[Dataset records on visual material]
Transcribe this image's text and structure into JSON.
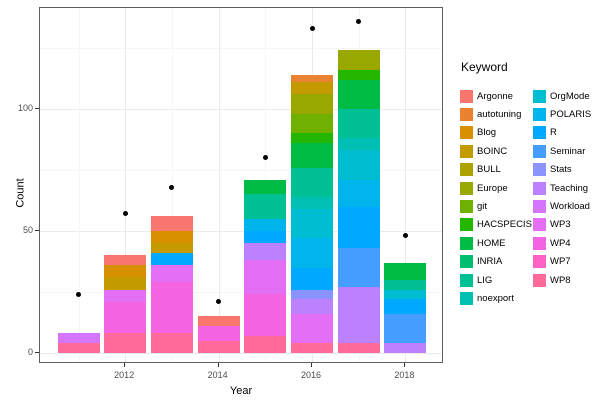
{
  "chart_data": {
    "type": "bar",
    "subtype": "stacked_bar_with_points",
    "title": "",
    "xlabel": "Year",
    "ylabel": "Count",
    "legend_title": "Keyword",
    "legend_position": "right",
    "grid": true,
    "xlim": [
      2010.2,
      2018.8
    ],
    "ylim": [
      -4.5,
      141.5
    ],
    "y_major_ticks": [
      0,
      50,
      100
    ],
    "y_tick_labels": [
      "0",
      "50",
      "100"
    ],
    "y_minor_ticks": [
      25,
      75,
      125
    ],
    "x_major_ticks": [
      2012,
      2014,
      2016,
      2018
    ],
    "x_tick_labels": [
      "2012",
      "2014",
      "2016",
      "2018"
    ],
    "x_minor_ticks": [
      2011,
      2013,
      2015,
      2017
    ],
    "years": [
      2011,
      2012,
      2013,
      2014,
      2015,
      2016,
      2017,
      2018
    ],
    "keywords": [
      "Argonne",
      "autotuning",
      "Blog",
      "BOINC",
      "BULL",
      "Europe",
      "git",
      "HACSPECIS",
      "HOME",
      "INRIA",
      "LIG",
      "noexport",
      "OrgMode",
      "POLARIS",
      "R",
      "Seminar",
      "Stats",
      "Teaching",
      "Workload",
      "WP3",
      "WP4",
      "WP7",
      "WP8"
    ],
    "palette": {
      "Argonne": "#F8766D",
      "autotuning": "#EA8331",
      "Blog": "#D89000",
      "BOINC": "#C39B00",
      "BULL": "#ACA300",
      "Europe": "#99A800",
      "git": "#6FB000",
      "HACSPECIS": "#24B700",
      "HOME": "#00BB44",
      "INRIA": "#00BE70",
      "LIG": "#00C094",
      "noexport": "#00C0B4",
      "OrgMode": "#00BDD2",
      "POLARIS": "#00B5EC",
      "R": "#00A9FF",
      "Seminar": "#459DFF",
      "Stats": "#8B93FF",
      "Teaching": "#BC81FF",
      "Workload": "#D575FE",
      "WP3": "#E56EF6",
      "WP4": "#F464E2",
      "WP7": "#FD61C4",
      "WP8": "#FF6A98"
    },
    "stacks_bottom_to_top": {
      "2011": [
        [
          "WP8",
          4
        ],
        [
          "Workload",
          4
        ]
      ],
      "2012": [
        [
          "WP8",
          8
        ],
        [
          "WP4",
          13
        ],
        [
          "WP3",
          5
        ],
        [
          "BOINC",
          5
        ],
        [
          "Blog",
          5
        ],
        [
          "Argonne",
          4
        ]
      ],
      "2013": [
        [
          "WP8",
          8
        ],
        [
          "WP4",
          21
        ],
        [
          "WP3",
          7
        ],
        [
          "R",
          5
        ],
        [
          "BOINC",
          4
        ],
        [
          "Blog",
          5
        ],
        [
          "Argonne",
          6
        ]
      ],
      "2014": [
        [
          "WP8",
          5
        ],
        [
          "WP4",
          6
        ],
        [
          "Argonne",
          4
        ]
      ],
      "2015": [
        [
          "WP8",
          7
        ],
        [
          "WP4",
          17
        ],
        [
          "WP3",
          14
        ],
        [
          "Teaching",
          7
        ],
        [
          "R",
          5
        ],
        [
          "POLARIS",
          5
        ],
        [
          "LIG",
          10
        ],
        [
          "HOME",
          6
        ]
      ],
      "2016": [
        [
          "WP8",
          4
        ],
        [
          "WP3",
          12
        ],
        [
          "Teaching",
          6
        ],
        [
          "Stats",
          4
        ],
        [
          "R",
          9
        ],
        [
          "POLARIS",
          12
        ],
        [
          "OrgMode",
          12
        ],
        [
          "noexport",
          5
        ],
        [
          "LIG",
          12
        ],
        [
          "HOME",
          10
        ],
        [
          "HACSPECIS",
          4
        ],
        [
          "git",
          8
        ],
        [
          "Europe",
          8
        ],
        [
          "BOINC",
          5
        ],
        [
          "autotuning",
          3
        ]
      ],
      "2017": [
        [
          "WP8",
          4
        ],
        [
          "Teaching",
          23
        ],
        [
          "Seminar",
          16
        ],
        [
          "R",
          17
        ],
        [
          "POLARIS",
          11
        ],
        [
          "OrgMode",
          12
        ],
        [
          "noexport",
          5
        ],
        [
          "LIG",
          12
        ],
        [
          "HOME",
          12
        ],
        [
          "HACSPECIS",
          4
        ],
        [
          "Europe",
          8
        ]
      ],
      "2018": [
        [
          "Teaching",
          4
        ],
        [
          "Seminar",
          12
        ],
        [
          "R",
          6
        ],
        [
          "OrgMode",
          4
        ],
        [
          "LIG",
          4
        ],
        [
          "HOME",
          7
        ]
      ]
    },
    "bar_totals": {
      "2011": 8,
      "2012": 40,
      "2013": 56,
      "2014": 15,
      "2015": 71,
      "2016": 114,
      "2017": 124,
      "2018": 37
    },
    "points": {
      "2011": 24,
      "2012": 57,
      "2013": 68,
      "2014": 21,
      "2015": 80,
      "2016": 133,
      "2017": 136,
      "2018": 48
    }
  },
  "legend": {
    "title": "Keyword",
    "columns": [
      [
        "Argonne",
        "autotuning",
        "Blog",
        "BOINC",
        "BULL",
        "Europe",
        "git",
        "HACSPECIS",
        "HOME",
        "INRIA",
        "LIG",
        "noexport"
      ],
      [
        "OrgMode",
        "POLARIS",
        "R",
        "Seminar",
        "Stats",
        "Teaching",
        "Workload",
        "WP3",
        "WP4",
        "WP7",
        "WP8"
      ]
    ]
  }
}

● **Task to complete**
Gather every line from the listing above in which "autotuning" appears, and copy those lines.

● **Written reply**
      "autotuning",
      "autotuning": "#EA8331",
          "autotuning",
        "autotuning",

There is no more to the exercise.